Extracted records
******

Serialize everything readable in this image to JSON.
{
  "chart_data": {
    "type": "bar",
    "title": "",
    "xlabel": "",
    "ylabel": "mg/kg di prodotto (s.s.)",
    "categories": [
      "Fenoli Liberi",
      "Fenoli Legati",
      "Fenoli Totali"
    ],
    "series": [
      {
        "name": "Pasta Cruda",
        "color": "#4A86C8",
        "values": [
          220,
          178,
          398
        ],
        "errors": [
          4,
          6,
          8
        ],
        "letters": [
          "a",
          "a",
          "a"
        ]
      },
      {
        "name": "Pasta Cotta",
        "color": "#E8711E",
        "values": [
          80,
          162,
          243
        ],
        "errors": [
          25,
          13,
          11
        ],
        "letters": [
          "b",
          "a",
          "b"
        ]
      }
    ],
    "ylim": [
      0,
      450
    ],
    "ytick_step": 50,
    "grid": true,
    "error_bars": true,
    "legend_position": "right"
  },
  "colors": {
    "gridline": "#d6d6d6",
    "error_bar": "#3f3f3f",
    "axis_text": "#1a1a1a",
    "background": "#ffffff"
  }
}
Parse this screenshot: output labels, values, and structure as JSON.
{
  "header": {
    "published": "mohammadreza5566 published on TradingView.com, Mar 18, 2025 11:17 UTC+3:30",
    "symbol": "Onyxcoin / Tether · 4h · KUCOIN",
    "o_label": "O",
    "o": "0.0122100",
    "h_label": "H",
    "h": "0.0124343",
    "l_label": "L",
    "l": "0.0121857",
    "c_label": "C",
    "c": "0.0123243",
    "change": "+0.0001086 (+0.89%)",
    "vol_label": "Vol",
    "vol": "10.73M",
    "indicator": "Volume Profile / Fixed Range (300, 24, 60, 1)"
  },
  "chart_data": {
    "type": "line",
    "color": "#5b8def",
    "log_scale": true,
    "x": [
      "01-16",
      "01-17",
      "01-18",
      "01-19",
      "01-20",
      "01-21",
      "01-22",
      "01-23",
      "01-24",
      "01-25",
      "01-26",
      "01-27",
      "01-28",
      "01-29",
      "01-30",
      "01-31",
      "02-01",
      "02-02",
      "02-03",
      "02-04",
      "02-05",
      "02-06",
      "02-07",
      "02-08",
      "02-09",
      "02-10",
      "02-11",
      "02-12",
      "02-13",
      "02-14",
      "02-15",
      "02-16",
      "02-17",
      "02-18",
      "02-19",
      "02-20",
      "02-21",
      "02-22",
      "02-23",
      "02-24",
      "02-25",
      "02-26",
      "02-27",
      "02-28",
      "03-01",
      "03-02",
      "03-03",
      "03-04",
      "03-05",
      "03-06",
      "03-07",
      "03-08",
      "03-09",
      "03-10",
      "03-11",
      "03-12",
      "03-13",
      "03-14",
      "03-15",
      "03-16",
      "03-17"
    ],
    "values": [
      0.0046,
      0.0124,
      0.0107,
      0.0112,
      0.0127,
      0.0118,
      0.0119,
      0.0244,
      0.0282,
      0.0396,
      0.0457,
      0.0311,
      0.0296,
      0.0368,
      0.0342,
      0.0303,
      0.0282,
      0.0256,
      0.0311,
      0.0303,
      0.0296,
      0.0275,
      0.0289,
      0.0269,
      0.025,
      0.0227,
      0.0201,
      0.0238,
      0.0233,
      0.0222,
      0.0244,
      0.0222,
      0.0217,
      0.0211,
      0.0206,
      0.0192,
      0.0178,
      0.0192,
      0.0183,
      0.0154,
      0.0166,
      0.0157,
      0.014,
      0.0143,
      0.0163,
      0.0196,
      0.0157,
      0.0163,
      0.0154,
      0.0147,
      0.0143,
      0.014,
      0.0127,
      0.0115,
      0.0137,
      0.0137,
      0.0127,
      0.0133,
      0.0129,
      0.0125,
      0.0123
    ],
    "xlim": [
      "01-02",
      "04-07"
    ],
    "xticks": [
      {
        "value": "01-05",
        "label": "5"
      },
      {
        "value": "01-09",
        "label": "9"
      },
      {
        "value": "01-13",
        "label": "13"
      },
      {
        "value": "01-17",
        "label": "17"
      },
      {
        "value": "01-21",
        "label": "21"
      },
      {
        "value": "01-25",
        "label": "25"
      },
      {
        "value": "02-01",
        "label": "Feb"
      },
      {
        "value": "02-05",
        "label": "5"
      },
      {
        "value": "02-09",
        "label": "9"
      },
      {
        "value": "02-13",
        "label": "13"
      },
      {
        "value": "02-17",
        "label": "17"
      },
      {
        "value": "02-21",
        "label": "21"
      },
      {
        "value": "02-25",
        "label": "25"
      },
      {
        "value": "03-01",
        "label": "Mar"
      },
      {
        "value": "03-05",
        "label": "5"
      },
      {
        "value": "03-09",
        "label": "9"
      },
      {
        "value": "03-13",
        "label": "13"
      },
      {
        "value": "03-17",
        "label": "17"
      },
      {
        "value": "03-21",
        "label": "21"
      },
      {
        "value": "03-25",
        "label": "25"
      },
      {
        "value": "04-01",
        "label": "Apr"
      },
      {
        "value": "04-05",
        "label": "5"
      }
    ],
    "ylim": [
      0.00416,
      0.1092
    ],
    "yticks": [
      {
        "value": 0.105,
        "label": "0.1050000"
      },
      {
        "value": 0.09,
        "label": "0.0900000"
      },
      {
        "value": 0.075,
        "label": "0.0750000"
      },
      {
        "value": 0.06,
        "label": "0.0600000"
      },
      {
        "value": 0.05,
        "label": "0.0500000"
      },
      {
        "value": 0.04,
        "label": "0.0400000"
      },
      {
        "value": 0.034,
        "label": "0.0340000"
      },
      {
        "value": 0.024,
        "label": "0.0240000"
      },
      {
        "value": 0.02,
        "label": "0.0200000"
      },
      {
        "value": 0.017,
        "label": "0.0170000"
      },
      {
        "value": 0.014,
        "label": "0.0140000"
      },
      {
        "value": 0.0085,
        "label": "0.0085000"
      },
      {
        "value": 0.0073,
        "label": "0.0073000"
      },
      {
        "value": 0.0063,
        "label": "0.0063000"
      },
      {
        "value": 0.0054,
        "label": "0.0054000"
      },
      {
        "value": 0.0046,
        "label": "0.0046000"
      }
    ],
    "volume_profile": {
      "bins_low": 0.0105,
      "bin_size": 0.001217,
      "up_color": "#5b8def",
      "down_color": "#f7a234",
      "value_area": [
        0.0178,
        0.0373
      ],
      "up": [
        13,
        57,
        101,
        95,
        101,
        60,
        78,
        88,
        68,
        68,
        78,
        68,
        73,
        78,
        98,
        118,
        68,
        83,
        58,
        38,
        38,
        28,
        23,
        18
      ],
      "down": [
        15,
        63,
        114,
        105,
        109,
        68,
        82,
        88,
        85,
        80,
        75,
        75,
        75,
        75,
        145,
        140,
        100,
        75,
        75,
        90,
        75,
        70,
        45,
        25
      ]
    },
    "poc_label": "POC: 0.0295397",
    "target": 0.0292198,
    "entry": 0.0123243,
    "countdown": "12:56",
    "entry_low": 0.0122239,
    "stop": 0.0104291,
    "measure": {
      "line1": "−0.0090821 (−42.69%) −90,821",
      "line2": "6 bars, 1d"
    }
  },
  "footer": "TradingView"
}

******

- [Written request]: Report every line containing the word "true" from the listing above.

- [Correct result]:
    "grid": true,
    "error_bars": true,
    "log_scale": true,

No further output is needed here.